**DATA EXTRACT:**
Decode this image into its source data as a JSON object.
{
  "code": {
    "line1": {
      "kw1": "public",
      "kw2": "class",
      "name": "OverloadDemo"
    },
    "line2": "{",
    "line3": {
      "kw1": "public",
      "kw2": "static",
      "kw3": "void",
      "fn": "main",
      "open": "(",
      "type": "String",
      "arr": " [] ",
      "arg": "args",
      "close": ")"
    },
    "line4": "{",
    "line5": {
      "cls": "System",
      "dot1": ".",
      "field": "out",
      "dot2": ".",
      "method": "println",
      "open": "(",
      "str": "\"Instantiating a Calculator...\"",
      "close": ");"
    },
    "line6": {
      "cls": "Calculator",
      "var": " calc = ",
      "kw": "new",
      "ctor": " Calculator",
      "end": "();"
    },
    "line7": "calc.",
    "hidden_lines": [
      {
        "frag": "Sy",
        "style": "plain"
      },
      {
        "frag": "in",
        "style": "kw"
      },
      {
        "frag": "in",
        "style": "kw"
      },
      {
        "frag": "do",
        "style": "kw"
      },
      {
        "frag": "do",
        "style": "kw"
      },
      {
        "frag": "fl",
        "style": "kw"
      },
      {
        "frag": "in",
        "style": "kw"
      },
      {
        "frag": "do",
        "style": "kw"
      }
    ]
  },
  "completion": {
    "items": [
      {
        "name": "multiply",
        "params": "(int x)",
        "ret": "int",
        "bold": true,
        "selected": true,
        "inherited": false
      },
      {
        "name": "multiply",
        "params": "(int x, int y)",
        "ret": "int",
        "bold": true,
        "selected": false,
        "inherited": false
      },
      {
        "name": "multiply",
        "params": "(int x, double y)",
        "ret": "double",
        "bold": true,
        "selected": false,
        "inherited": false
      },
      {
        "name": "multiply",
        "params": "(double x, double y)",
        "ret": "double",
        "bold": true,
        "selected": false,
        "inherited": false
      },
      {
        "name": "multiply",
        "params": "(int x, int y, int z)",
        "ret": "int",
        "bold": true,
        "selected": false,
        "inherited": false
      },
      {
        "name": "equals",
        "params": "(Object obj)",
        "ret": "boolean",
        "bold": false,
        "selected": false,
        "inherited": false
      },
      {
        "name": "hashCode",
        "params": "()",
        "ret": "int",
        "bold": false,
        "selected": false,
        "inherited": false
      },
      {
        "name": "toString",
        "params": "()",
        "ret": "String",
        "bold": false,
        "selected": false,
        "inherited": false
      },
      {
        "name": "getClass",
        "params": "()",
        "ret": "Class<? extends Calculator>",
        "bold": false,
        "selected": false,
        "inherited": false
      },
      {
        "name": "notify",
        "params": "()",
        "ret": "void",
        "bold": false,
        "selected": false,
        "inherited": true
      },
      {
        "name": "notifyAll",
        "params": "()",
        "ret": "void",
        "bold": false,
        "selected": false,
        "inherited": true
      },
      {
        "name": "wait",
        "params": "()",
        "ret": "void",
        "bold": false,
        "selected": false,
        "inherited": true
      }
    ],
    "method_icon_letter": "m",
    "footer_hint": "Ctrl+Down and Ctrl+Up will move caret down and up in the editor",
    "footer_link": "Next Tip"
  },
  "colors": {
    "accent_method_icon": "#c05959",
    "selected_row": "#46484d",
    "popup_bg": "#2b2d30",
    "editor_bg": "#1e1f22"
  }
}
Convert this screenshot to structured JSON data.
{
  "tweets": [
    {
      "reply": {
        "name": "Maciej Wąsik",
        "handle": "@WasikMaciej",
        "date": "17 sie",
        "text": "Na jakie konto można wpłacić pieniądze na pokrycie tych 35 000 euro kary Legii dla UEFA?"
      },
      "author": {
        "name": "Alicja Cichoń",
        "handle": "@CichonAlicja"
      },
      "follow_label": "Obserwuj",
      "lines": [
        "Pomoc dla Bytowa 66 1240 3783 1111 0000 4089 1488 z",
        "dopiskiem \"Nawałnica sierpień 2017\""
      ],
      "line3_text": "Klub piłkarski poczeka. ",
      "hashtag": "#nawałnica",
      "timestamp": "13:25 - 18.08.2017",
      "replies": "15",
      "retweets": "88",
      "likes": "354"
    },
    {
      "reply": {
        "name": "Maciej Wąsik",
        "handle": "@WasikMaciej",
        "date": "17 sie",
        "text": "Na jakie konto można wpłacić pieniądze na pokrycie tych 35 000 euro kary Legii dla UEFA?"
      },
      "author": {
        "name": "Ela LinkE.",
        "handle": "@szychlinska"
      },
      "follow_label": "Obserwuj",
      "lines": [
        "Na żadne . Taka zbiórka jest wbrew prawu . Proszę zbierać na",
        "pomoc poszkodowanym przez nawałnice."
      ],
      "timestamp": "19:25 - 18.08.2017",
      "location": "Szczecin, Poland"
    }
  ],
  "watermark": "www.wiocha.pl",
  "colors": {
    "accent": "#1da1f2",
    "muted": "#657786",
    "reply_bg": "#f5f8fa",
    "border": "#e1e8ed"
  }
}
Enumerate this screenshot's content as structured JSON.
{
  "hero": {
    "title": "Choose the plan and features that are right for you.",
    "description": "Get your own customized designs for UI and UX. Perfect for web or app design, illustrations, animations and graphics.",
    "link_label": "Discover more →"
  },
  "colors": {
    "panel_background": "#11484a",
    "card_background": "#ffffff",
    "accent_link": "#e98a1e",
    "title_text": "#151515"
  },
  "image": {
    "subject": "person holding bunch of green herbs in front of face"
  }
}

**PROBLEM DESCRIPTION:**
All entries shown above should be printed again exactly.

**TASK RESULT:**
Decode this image into its source data as a JSON object.
{
  "code": {
    "line1": {
      "kw1": "public",
      "kw2": "class",
      "name": "OverloadDemo"
    },
    "line2": "{",
    "line3": {
      "kw1": "public",
      "kw2": "static",
      "kw3": "void",
      "fn": "main",
      "open": "(",
      "type": "String",
      "arr": " [] ",
      "arg": "args",
      "close": ")"
    },
    "line4": "{",
    "line5": {
      "cls": "System",
      "dot1": ".",
      "field": "out",
      "dot2": ".",
      "method": "println",
      "open": "(",
      "str": "\"Instantiating a Calculator...\"",
      "close": ");"
    },
    "line6": {
      "cls": "Calculator",
      "var": " calc = ",
      "kw": "new",
      "ctor": " Calculator",
      "end": "();"
    },
    "line7": "calc.",
    "hidden_lines": [
      {
        "frag": "Sy",
        "style": "plain"
      },
      {
        "frag": "in",
        "style": "kw"
      },
      {
        "frag": "in",
        "style": "kw"
      },
      {
        "frag": "do",
        "style": "kw"
      },
      {
        "frag": "do",
        "style": "kw"
      },
      {
        "frag": "fl",
        "style": "kw"
      },
      {
        "frag": "in",
        "style": "kw"
      },
      {
        "frag": "do",
        "style": "kw"
      }
    ]
  },
  "completion": {
    "items": [
      {
        "name": "multiply",
        "params": "(int x)",
        "ret": "int",
        "bold": true,
        "selected": true,
        "inherited": false
      },
      {
        "name": "multiply",
        "params": "(int x, int y)",
        "ret": "int",
        "bold": true,
        "selected": false,
        "inherited": false
      },
      {
        "name": "multiply",
        "params": "(int x, double y)",
        "ret": "double",
        "bold": true,
        "selected": false,
        "inherited": false
      },
      {
        "name": "multiply",
        "params": "(double x, double y)",
        "ret": "double",
        "bold": true,
        "selected": false,
        "inherited": false
      },
      {
        "name": "multiply",
        "params": "(int x, int y, int z)",
        "ret": "int",
        "bold": true,
        "selected": false,
        "inherited": false
      },
      {
        "name": "equals",
        "params": "(Object obj)",
        "ret": "boolean",
        "bold": false,
        "selected": false,
        "inherited": false
      },
      {
        "name": "hashCode",
        "params": "()",
        "ret": "int",
        "bold": false,
        "selected": false,
        "inherited": false
      },
      {
        "name": "toString",
        "params": "()",
        "ret": "String",
        "bold": false,
        "selected": false,
        "inherited": false
      },
      {
        "name": "getClass",
        "params": "()",
        "ret": "Class<? extends Calculator>",
        "bold": false,
        "selected": false,
        "inherited": false
      },
      {
        "name": "notify",
        "params": "()",
        "ret": "void",
        "bold": false,
        "selected": false,
        "inherited": true
      },
      {
        "name": "notifyAll",
        "params": "()",
        "ret": "void",
        "bold": false,
        "selected": false,
        "inherited": true
      },
      {
        "name": "wait",
        "params": "()",
        "ret": "void",
        "bold": false,
        "selected": false,
        "inherited": true
      }
    ],
    "method_icon_letter": "m",
    "footer_hint": "Ctrl+Down and Ctrl+Up will move caret down and up in the editor",
    "footer_link": "Next Tip"
  },
  "colors": {
    "accent_method_icon": "#c05959",
    "selected_row": "#46484d",
    "popup_bg": "#2b2d30",
    "editor_bg": "#1e1f22"
  }
}
Convert this screenshot to structured JSON data.
{
  "tweets": [
    {
      "reply": {
        "name": "Maciej Wąsik",
        "handle": "@WasikMaciej",
        "date": "17 sie",
        "text": "Na jakie konto można wpłacić pieniądze na pokrycie tych 35 000 euro kary Legii dla UEFA?"
      },
      "author": {
        "name": "Alicja Cichoń",
        "handle": "@CichonAlicja"
      },
      "follow_label": "Obserwuj",
      "lines": [
        "Pomoc dla Bytowa 66 1240 3783 1111 0000 4089 1488 z",
        "dopiskiem \"Nawałnica sierpień 2017\""
      ],
      "line3_text": "Klub piłkarski poczeka. ",
      "hashtag": "#nawałnica",
      "timestamp": "13:25 - 18.08.2017",
      "replies": "15",
      "retweets": "88",
      "likes": "354"
    },
    {
      "reply": {
        "name": "Maciej Wąsik",
        "handle": "@WasikMaciej",
        "date": "17 sie",
        "text": "Na jakie konto można wpłacić pieniądze na pokrycie tych 35 000 euro kary Legii dla UEFA?"
      },
      "author": {
        "name": "Ela LinkE.",
        "handle": "@szychlinska"
      },
      "follow_label": "Obserwuj",
      "lines": [
        "Na żadne . Taka zbiórka jest wbrew prawu . Proszę zbierać na",
        "pomoc poszkodowanym przez nawałnice."
      ],
      "timestamp": "19:25 - 18.08.2017",
      "location": "Szczecin, Poland"
    }
  ],
  "watermark": "www.wiocha.pl",
  "colors": {
    "accent": "#1da1f2",
    "muted": "#657786",
    "reply_bg": "#f5f8fa",
    "border": "#e1e8ed"
  }
}
Enumerate this screenshot's content as structured JSON.
{
  "hero": {
    "title": "Choose the plan and features that are right for you.",
    "description": "Get your own customized designs for UI and UX. Perfect for web or app design, illustrations, animations and graphics.",
    "link_label": "Discover more →"
  },
  "colors": {
    "panel_background": "#11484a",
    "card_background": "#ffffff",
    "accent_link": "#e98a1e",
    "title_text": "#151515"
  },
  "image": {
    "subject": "person holding bunch of green herbs in front of face"
  }
}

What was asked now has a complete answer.